• Records contained in a dataset:
*****
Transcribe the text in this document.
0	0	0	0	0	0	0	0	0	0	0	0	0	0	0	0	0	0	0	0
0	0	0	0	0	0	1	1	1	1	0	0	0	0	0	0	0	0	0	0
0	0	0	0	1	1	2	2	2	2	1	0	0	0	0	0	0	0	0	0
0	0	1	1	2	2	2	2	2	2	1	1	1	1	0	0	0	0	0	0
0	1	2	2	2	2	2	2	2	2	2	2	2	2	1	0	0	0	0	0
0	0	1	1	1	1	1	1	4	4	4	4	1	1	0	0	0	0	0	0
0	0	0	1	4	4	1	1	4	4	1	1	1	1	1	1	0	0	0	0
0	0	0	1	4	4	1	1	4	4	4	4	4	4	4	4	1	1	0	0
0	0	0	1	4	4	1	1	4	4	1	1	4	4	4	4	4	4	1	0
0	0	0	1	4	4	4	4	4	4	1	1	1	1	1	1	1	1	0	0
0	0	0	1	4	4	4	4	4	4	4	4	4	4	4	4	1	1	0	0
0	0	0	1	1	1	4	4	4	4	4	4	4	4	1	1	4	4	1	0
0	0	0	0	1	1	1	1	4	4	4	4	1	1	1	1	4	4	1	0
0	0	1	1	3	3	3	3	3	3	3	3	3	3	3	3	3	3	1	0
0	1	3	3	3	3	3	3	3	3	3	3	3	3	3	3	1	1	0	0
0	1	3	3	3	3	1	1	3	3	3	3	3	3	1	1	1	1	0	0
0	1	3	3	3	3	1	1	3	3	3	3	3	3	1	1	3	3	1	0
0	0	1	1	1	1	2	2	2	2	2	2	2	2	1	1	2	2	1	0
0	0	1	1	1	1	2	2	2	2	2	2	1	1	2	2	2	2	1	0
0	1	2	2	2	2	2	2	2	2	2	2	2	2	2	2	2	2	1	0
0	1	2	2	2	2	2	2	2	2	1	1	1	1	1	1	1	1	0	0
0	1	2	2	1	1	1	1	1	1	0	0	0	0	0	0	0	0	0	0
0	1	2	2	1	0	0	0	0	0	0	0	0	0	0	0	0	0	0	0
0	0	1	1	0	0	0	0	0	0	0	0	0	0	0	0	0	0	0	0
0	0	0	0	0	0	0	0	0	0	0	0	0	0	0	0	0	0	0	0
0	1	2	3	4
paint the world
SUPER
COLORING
*****
• REQUIREMENT:
Extract each line from the listing above, please, and repeat it exactly.

• EXPECTED ANSWER:
Transcribe the text in this document.
0	0	0	0	0	0	0	0	0	0	0	0	0	0	0	0	0	0	0	0
0	0	0	0	0	0	1	1	1	1	0	0	0	0	0	0	0	0	0	0
0	0	0	0	1	1	2	2	2	2	1	0	0	0	0	0	0	0	0	0
0	0	1	1	2	2	2	2	2	2	1	1	1	1	0	0	0	0	0	0
0	1	2	2	2	2	2	2	2	2	2	2	2	2	1	0	0	0	0	0
0	0	1	1	1	1	1	1	4	4	4	4	1	1	0	0	0	0	0	0
0	0	0	1	4	4	1	1	4	4	1	1	1	1	1	1	0	0	0	0
0	0	0	1	4	4	1	1	4	4	4	4	4	4	4	4	1	1	0	0
0	0	0	1	4	4	1	1	4	4	1	1	4	4	4	4	4	4	1	0
0	0	0	1	4	4	4	4	4	4	1	1	1	1	1	1	1	1	0	0
0	0	0	1	4	4	4	4	4	4	4	4	4	4	4	4	1	1	0	0
0	0	0	1	1	1	4	4	4	4	4	4	4	4	1	1	4	4	1	0
0	0	0	0	1	1	1	1	4	4	4	4	1	1	1	1	4	4	1	0
0	0	1	1	3	3	3	3	3	3	3	3	3	3	3	3	3	3	1	0
0	1	3	3	3	3	3	3	3	3	3	3	3	3	3	3	1	1	0	0
0	1	3	3	3	3	1	1	3	3	3	3	3	3	1	1	1	1	0	0
0	1	3	3	3	3	1	1	3	3	3	3	3	3	1	1	3	3	1	0
0	0	1	1	1	1	2	2	2	2	2	2	2	2	1	1	2	2	1	0
0	0	1	1	1	1	2	2	2	2	2	2	1	1	2	2	2	2	1	0
0	1	2	2	2	2	2	2	2	2	2	2	2	2	2	2	2	2	1	0
0	1	2	2	2	2	2	2	2	2	1	1	1	1	1	1	1	1	0	0
0	1	2	2	1	1	1	1	1	1	0	0	0	0	0	0	0	0	0	0
0	1	2	2	1	0	0	0	0	0	0	0	0	0	0	0	0	0	0	0
0	0	1	1	0	0	0	0	0	0	0	0	0	0	0	0	0	0	0	0
0	0	0	0	0	0	0	0	0	0	0	0	0	0	0	0	0	0	0	0
0	1	2	3	4
paint the world
SUPER
COLORING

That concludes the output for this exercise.